◆ **Exercise**
Restate the records below word for word, and omit the images they hold.
* * *
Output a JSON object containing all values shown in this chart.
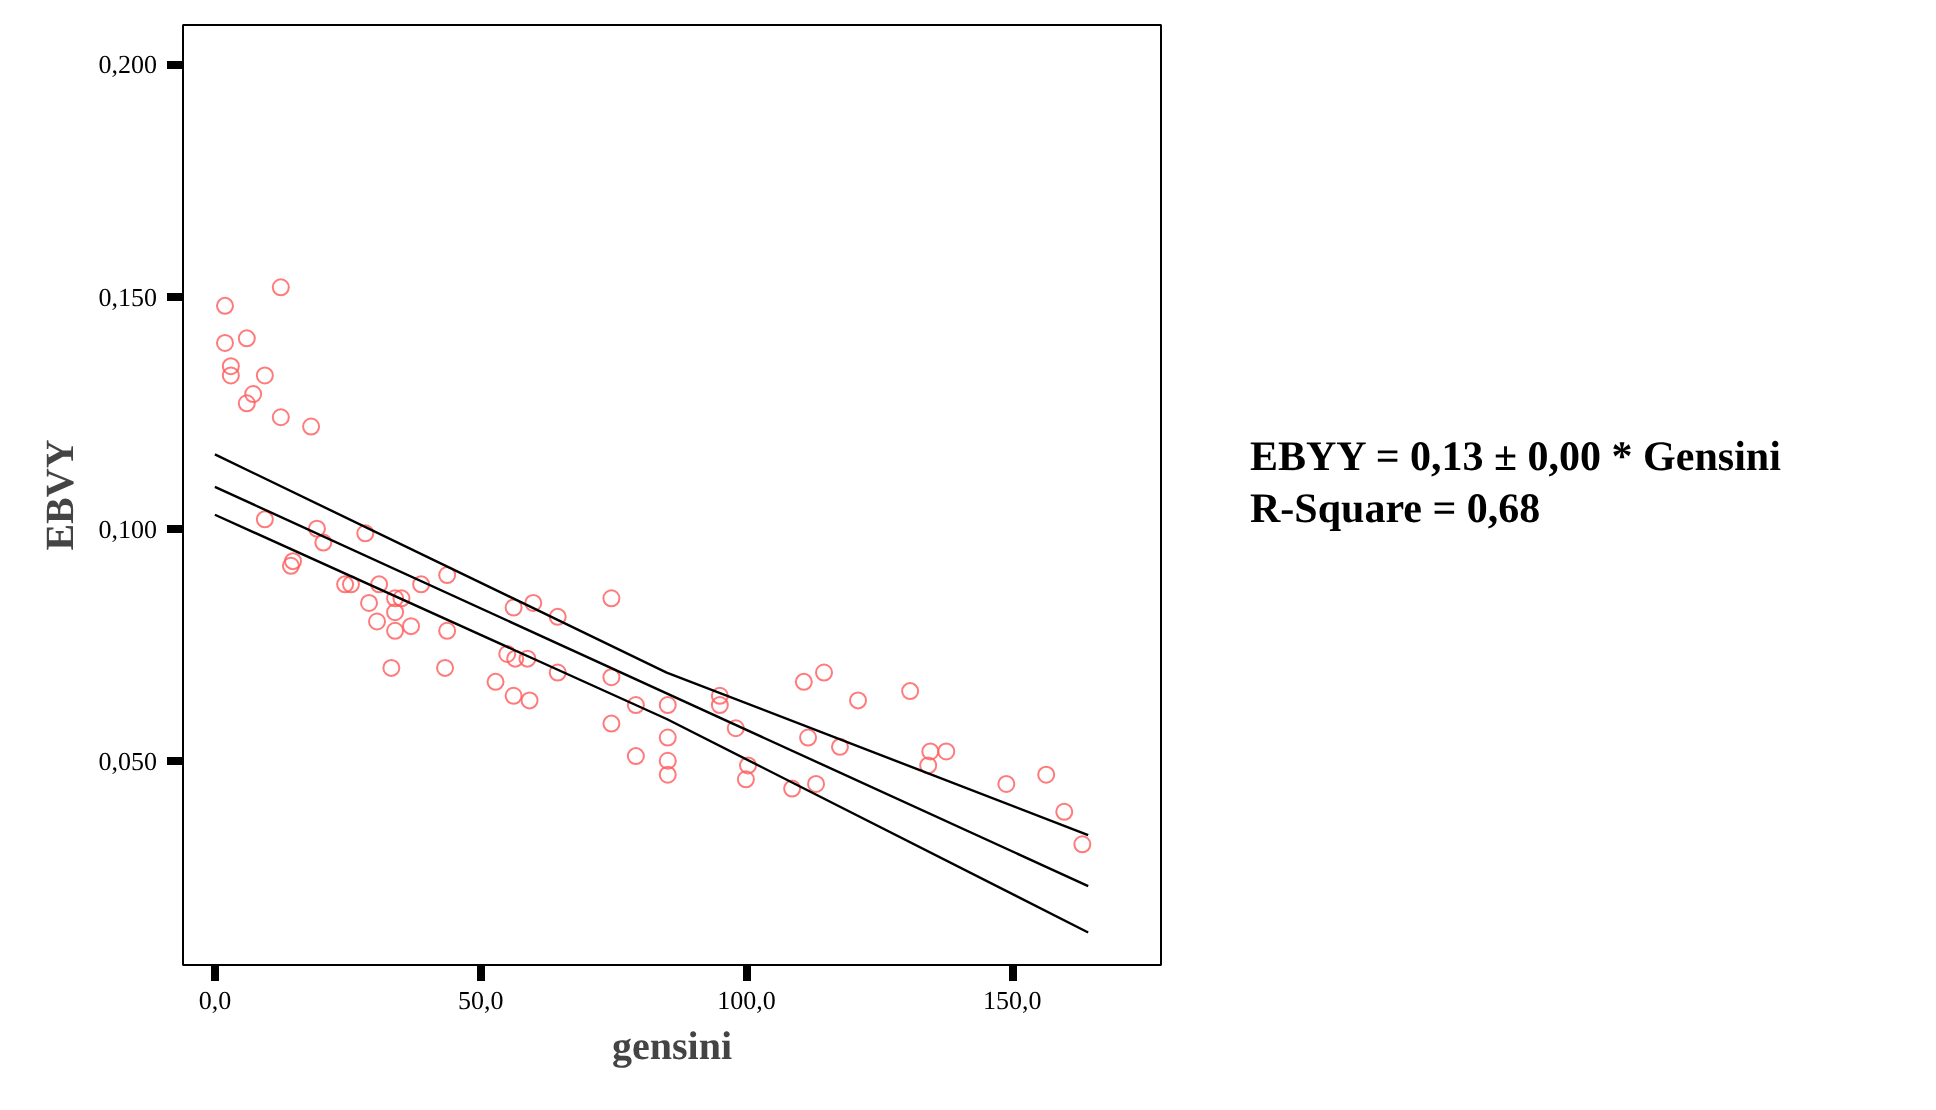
{
  "chart_data": {
    "type": "scatter",
    "xlabel": "gensini",
    "ylabel": "EBVY",
    "annotations": [
      "EBYY = 0,13 ± 0,00 * Gensini",
      "R-Square = 0,68"
    ],
    "xlim": [
      -6,
      178
    ],
    "ylim": [
      0.006,
      0.2085
    ],
    "xticks": [
      {
        "value": 0,
        "label": "0,0"
      },
      {
        "value": 50,
        "label": "50,0"
      },
      {
        "value": 100,
        "label": "100,0"
      },
      {
        "value": 150,
        "label": "150,0"
      }
    ],
    "yticks": [
      {
        "value": 0.05,
        "label": "0,050"
      },
      {
        "value": 0.1,
        "label": "0,100"
      },
      {
        "value": 0.15,
        "label": "0,150"
      },
      {
        "value": 0.2,
        "label": "0,200"
      }
    ],
    "grid": false,
    "series": [
      {
        "marker": "circle",
        "color": "#ff5a5a",
        "x": [
          1.9,
          12.4,
          1.9,
          6.0,
          3.0,
          3.0,
          9.4,
          7.2,
          6.0,
          12.4,
          18.1,
          9.4,
          19.2,
          20.4,
          28.3,
          14.7,
          14.3,
          24.5,
          25.6,
          30.9,
          38.8,
          43.7,
          56.2,
          59.9,
          64.5,
          74.6,
          29.0,
          33.9,
          35.1,
          30.5,
          33.9,
          36.9,
          33.9,
          43.7,
          33.2,
          43.3,
          55.0,
          56.5,
          58.8,
          52.8,
          56.2,
          59.2,
          64.5,
          74.6,
          79.2,
          74.6,
          79.2,
          85.2,
          85.2,
          85.2,
          85.2,
          95.0,
          95.0,
          98.0,
          100.3,
          99.9,
          110.8,
          114.6,
          121.0,
          111.6,
          117.6,
          130.8,
          134.6,
          134.2,
          137.6,
          108.6,
          113.1,
          148.9,
          156.4,
          159.8,
          163.2
        ],
        "values": [
          0.148,
          0.152,
          0.14,
          0.141,
          0.135,
          0.133,
          0.133,
          0.129,
          0.127,
          0.124,
          0.122,
          0.102,
          0.1,
          0.097,
          0.099,
          0.093,
          0.092,
          0.088,
          0.088,
          0.088,
          0.088,
          0.09,
          0.083,
          0.084,
          0.081,
          0.085,
          0.084,
          0.085,
          0.085,
          0.08,
          0.082,
          0.079,
          0.078,
          0.078,
          0.07,
          0.07,
          0.073,
          0.072,
          0.072,
          0.067,
          0.064,
          0.063,
          0.069,
          0.068,
          0.062,
          0.058,
          0.051,
          0.062,
          0.055,
          0.05,
          0.047,
          0.064,
          0.062,
          0.057,
          0.049,
          0.046,
          0.067,
          0.069,
          0.063,
          0.055,
          0.053,
          0.065,
          0.052,
          0.049,
          0.052,
          0.044,
          0.045,
          0.045,
          0.047,
          0.039,
          0.032
        ]
      },
      {
        "type": "line",
        "color": "#000000",
        "x": [
          0,
          85,
          164.3
        ],
        "values": [
          0.116,
          0.069,
          0.034
        ]
      },
      {
        "type": "line",
        "color": "#000000",
        "x": [
          0,
          164.3
        ],
        "values": [
          0.109,
          0.023
        ]
      },
      {
        "type": "line",
        "color": "#000000",
        "x": [
          0,
          85,
          164.3
        ],
        "values": [
          0.103,
          0.059,
          0.013
        ]
      }
    ]
  }
}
* * *
◆ **Reply**
Output a JSON object containing all values shown in this chart.
{
  "chart_data": {
    "type": "scatter",
    "xlabel": "gensini",
    "ylabel": "EBVY",
    "annotations": [
      "EBYY = 0,13 ± 0,00 * Gensini",
      "R-Square = 0,68"
    ],
    "xlim": [
      -6,
      178
    ],
    "ylim": [
      0.006,
      0.2085
    ],
    "xticks": [
      {
        "value": 0,
        "label": "0,0"
      },
      {
        "value": 50,
        "label": "50,0"
      },
      {
        "value": 100,
        "label": "100,0"
      },
      {
        "value": 150,
        "label": "150,0"
      }
    ],
    "yticks": [
      {
        "value": 0.05,
        "label": "0,050"
      },
      {
        "value": 0.1,
        "label": "0,100"
      },
      {
        "value": 0.15,
        "label": "0,150"
      },
      {
        "value": 0.2,
        "label": "0,200"
      }
    ],
    "grid": false,
    "series": [
      {
        "marker": "circle",
        "color": "#ff5a5a",
        "x": [
          1.9,
          12.4,
          1.9,
          6.0,
          3.0,
          3.0,
          9.4,
          7.2,
          6.0,
          12.4,
          18.1,
          9.4,
          19.2,
          20.4,
          28.3,
          14.7,
          14.3,
          24.5,
          25.6,
          30.9,
          38.8,
          43.7,
          56.2,
          59.9,
          64.5,
          74.6,
          29.0,
          33.9,
          35.1,
          30.5,
          33.9,
          36.9,
          33.9,
          43.7,
          33.2,
          43.3,
          55.0,
          56.5,
          58.8,
          52.8,
          56.2,
          59.2,
          64.5,
          74.6,
          79.2,
          74.6,
          79.2,
          85.2,
          85.2,
          85.2,
          85.2,
          95.0,
          95.0,
          98.0,
          100.3,
          99.9,
          110.8,
          114.6,
          121.0,
          111.6,
          117.6,
          130.8,
          134.6,
          134.2,
          137.6,
          108.6,
          113.1,
          148.9,
          156.4,
          159.8,
          163.2
        ],
        "values": [
          0.148,
          0.152,
          0.14,
          0.141,
          0.135,
          0.133,
          0.133,
          0.129,
          0.127,
          0.124,
          0.122,
          0.102,
          0.1,
          0.097,
          0.099,
          0.093,
          0.092,
          0.088,
          0.088,
          0.088,
          0.088,
          0.09,
          0.083,
          0.084,
          0.081,
          0.085,
          0.084,
          0.085,
          0.085,
          0.08,
          0.082,
          0.079,
          0.078,
          0.078,
          0.07,
          0.07,
          0.073,
          0.072,
          0.072,
          0.067,
          0.064,
          0.063,
          0.069,
          0.068,
          0.062,
          0.058,
          0.051,
          0.062,
          0.055,
          0.05,
          0.047,
          0.064,
          0.062,
          0.057,
          0.049,
          0.046,
          0.067,
          0.069,
          0.063,
          0.055,
          0.053,
          0.065,
          0.052,
          0.049,
          0.052,
          0.044,
          0.045,
          0.045,
          0.047,
          0.039,
          0.032
        ]
      },
      {
        "type": "line",
        "color": "#000000",
        "x": [
          0,
          85,
          164.3
        ],
        "values": [
          0.116,
          0.069,
          0.034
        ]
      },
      {
        "type": "line",
        "color": "#000000",
        "x": [
          0,
          164.3
        ],
        "values": [
          0.109,
          0.023
        ]
      },
      {
        "type": "line",
        "color": "#000000",
        "x": [
          0,
          85,
          164.3
        ],
        "values": [
          0.103,
          0.059,
          0.013
        ]
      }
    ]
  }
}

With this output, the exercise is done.